##### Given entries #####
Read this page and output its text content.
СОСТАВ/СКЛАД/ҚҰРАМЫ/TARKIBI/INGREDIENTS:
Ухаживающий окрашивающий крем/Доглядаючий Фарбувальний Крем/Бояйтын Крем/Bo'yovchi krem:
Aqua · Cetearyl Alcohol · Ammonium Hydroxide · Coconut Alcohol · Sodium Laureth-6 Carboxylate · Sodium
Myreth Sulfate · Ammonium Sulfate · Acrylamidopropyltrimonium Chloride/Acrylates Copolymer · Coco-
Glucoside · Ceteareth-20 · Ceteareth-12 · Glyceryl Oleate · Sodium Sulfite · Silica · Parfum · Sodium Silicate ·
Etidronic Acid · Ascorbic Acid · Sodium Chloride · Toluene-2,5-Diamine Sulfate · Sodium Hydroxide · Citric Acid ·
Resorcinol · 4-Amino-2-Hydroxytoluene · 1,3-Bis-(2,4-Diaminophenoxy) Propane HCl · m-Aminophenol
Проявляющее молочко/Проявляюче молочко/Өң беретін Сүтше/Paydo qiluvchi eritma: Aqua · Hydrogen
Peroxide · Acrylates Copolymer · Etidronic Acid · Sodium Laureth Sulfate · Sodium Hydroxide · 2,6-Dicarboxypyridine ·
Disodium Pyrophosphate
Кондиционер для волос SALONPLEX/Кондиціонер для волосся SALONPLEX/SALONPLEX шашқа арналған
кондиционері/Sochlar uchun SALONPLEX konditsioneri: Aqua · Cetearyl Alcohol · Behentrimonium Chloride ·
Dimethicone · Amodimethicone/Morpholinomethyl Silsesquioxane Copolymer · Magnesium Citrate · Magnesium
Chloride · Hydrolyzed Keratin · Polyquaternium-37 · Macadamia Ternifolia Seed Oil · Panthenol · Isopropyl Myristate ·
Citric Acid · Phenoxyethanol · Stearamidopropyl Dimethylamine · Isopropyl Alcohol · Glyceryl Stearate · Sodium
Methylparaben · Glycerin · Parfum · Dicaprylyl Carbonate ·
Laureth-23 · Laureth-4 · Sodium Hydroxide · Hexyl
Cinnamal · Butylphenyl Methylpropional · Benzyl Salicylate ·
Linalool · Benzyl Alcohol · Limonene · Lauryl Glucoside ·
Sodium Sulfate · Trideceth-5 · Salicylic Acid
#####
Stated exercise:
Lines holding the word "Copolymer" in the entries above are the ones to pull out. Copy them all.

Solved problem:
Myreth Sulfate · Ammonium Sulfate · Acrylamidopropyltrimonium Chloride/Acrylates Copolymer · Coco-
Peroxide · Acrylates Copolymer · Etidronic Acid · Sodium Laureth Sulfate · Sodium Hydroxide · 2,6-Dicarboxypyridine ·
Dimethicone · Amodimethicone/Morpholinomethyl Silsesquioxane Copolymer · Magnesium Citrate · Magnesium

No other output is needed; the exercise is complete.